• **Stored dataset items**
* * * * * * * * *

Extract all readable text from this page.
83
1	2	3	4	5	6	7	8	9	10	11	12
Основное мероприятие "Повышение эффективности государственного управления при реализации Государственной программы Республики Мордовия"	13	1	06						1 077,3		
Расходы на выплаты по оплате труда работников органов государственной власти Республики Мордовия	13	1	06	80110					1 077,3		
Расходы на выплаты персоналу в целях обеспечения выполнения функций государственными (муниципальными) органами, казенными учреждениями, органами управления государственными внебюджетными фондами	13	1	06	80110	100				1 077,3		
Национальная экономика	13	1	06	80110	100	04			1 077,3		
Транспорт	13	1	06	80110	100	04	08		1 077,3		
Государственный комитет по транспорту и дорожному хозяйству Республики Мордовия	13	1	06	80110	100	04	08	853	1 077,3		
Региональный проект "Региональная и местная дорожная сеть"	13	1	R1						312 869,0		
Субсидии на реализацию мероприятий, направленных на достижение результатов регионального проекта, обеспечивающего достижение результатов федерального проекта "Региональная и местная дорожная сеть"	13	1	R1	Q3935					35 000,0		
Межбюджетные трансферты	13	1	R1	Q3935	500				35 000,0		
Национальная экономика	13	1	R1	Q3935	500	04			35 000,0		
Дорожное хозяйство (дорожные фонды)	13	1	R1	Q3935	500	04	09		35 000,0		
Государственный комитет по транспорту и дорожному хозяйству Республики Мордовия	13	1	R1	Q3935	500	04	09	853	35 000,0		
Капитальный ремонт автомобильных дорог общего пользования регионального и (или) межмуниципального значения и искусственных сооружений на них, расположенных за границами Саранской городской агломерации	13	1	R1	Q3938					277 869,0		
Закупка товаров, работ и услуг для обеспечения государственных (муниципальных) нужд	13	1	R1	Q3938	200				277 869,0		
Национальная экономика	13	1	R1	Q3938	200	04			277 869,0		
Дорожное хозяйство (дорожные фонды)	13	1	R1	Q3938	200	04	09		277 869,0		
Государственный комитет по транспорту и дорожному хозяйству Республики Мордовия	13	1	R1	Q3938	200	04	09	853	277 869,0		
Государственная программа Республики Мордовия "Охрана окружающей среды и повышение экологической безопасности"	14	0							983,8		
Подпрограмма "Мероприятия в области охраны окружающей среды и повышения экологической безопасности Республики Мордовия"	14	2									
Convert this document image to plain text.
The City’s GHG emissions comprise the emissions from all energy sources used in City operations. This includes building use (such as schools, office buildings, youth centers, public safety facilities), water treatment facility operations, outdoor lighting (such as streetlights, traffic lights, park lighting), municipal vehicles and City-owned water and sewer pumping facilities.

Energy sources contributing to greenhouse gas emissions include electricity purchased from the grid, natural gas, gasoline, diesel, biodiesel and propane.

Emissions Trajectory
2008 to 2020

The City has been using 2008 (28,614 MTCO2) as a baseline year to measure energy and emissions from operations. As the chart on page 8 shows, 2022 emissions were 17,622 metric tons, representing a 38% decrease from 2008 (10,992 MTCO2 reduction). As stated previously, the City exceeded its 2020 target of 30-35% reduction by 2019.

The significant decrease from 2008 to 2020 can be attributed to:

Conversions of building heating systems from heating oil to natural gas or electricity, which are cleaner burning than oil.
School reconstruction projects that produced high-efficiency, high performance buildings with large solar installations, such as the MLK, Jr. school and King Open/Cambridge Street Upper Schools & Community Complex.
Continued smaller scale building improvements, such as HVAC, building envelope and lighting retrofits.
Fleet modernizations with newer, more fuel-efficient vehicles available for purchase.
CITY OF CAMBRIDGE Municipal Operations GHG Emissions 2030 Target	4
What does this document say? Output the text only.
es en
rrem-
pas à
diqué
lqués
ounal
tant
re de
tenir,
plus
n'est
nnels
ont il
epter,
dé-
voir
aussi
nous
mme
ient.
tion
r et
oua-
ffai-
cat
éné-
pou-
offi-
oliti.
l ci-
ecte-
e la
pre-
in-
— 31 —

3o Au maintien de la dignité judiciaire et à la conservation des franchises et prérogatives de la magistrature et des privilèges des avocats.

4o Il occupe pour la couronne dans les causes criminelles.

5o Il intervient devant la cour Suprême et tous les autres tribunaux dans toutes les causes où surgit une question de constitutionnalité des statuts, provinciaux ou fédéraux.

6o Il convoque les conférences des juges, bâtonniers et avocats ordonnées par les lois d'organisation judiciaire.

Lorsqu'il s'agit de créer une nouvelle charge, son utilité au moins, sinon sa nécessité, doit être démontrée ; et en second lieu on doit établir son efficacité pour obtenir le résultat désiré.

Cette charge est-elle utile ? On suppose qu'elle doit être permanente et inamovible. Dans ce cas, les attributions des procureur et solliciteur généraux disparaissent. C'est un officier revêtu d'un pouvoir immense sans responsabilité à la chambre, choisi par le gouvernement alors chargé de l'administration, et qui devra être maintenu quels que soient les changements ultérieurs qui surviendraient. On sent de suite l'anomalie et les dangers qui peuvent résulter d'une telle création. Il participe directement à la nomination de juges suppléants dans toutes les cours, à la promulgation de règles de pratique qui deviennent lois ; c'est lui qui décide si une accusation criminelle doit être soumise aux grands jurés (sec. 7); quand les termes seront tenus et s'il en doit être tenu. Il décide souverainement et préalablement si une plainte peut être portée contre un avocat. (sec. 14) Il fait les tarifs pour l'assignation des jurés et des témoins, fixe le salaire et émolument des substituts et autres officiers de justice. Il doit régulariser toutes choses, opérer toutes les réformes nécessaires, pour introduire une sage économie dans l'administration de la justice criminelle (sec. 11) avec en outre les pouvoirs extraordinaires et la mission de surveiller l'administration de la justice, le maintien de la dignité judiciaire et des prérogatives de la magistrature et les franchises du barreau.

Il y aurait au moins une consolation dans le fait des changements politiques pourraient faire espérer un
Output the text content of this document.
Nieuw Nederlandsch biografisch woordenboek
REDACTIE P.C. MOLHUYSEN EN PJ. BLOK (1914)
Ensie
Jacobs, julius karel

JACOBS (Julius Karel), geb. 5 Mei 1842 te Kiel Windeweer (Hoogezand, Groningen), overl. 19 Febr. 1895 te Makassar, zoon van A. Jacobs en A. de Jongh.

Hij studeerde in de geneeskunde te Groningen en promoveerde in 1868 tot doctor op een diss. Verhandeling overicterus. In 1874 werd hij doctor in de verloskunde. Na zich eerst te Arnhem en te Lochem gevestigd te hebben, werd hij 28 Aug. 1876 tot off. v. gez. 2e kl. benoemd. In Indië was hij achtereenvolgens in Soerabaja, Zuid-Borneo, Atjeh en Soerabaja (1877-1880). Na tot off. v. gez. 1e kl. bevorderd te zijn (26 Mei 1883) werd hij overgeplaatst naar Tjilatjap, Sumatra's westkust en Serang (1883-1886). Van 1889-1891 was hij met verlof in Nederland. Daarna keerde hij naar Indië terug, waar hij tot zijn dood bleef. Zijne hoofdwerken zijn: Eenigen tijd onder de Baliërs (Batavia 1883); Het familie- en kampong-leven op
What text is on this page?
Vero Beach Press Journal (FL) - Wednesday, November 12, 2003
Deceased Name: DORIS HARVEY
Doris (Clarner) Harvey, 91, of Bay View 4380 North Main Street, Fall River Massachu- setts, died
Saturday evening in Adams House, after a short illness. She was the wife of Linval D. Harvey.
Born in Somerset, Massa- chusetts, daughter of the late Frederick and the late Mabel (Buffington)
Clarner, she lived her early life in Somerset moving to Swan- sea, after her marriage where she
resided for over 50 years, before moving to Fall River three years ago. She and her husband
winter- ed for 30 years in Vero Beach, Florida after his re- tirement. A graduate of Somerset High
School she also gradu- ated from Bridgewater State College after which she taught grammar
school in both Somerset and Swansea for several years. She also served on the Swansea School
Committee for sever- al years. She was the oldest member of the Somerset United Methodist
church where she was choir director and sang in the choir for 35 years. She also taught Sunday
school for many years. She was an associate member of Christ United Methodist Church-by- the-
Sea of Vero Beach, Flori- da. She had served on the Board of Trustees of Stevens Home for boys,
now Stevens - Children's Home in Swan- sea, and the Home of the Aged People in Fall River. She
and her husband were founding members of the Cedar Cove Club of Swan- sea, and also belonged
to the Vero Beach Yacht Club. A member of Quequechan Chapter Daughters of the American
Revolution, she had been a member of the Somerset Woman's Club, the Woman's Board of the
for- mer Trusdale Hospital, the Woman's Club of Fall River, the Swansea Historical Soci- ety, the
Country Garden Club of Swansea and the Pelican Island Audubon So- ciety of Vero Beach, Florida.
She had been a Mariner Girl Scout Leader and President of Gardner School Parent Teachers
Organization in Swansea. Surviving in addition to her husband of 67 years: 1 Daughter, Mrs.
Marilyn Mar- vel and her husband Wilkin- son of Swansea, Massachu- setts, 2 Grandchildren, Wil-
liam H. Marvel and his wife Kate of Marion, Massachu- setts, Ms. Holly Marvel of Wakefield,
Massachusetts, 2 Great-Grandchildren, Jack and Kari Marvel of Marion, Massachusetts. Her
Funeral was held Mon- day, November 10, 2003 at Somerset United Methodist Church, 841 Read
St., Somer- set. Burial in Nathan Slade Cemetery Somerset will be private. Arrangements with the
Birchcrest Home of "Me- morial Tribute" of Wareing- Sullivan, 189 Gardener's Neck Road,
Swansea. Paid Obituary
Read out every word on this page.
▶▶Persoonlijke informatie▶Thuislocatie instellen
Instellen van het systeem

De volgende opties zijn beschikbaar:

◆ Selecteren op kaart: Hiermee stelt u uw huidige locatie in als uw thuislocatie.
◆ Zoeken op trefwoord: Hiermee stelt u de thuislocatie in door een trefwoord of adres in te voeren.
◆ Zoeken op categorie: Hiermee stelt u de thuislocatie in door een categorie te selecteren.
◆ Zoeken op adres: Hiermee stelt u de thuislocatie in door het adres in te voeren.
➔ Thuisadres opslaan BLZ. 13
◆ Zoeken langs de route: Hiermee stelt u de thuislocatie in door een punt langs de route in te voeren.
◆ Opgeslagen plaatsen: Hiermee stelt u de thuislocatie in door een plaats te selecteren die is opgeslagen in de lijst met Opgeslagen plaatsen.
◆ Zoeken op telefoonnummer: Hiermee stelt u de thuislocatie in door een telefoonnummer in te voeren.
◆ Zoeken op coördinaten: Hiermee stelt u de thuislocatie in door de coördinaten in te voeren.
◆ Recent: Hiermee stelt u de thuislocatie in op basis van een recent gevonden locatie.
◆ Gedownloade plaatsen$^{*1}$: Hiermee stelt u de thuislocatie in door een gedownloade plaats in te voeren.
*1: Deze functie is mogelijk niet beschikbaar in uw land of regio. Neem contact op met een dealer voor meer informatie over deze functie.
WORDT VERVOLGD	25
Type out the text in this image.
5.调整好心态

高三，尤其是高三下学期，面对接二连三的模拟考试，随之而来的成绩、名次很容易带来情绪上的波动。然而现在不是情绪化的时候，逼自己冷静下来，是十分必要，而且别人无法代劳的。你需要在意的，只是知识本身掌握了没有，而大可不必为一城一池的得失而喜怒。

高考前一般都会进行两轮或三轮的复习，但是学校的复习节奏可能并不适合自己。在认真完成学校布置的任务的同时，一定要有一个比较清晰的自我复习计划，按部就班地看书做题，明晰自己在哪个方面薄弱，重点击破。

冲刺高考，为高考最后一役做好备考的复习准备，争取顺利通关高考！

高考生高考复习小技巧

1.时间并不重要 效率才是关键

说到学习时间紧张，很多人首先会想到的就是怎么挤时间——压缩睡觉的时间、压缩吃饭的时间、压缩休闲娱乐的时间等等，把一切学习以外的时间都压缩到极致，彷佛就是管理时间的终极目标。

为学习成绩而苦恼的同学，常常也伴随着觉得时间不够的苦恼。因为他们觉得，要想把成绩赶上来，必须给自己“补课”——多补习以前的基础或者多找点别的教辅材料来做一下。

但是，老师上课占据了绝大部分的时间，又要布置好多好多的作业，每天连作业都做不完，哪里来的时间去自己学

* * * * * * * * *

• **Stated goal**
Copy each line in the data that holds the word "Fall".

• **Written answer**
Doris (Clarner) Harvey, 91, of Bay View 4380 North Main Street, Fall River Massachu- setts, died
resided for over 50 years, before moving to Fall River three years ago. She and her husband
now Stevens - Children's Home in Swan- sea, and the Home of the Aged People in Fall River. She
for- mer Trusdale Hospital, the Woman's Club of Fall River, the Swansea Historical Soci- ety, the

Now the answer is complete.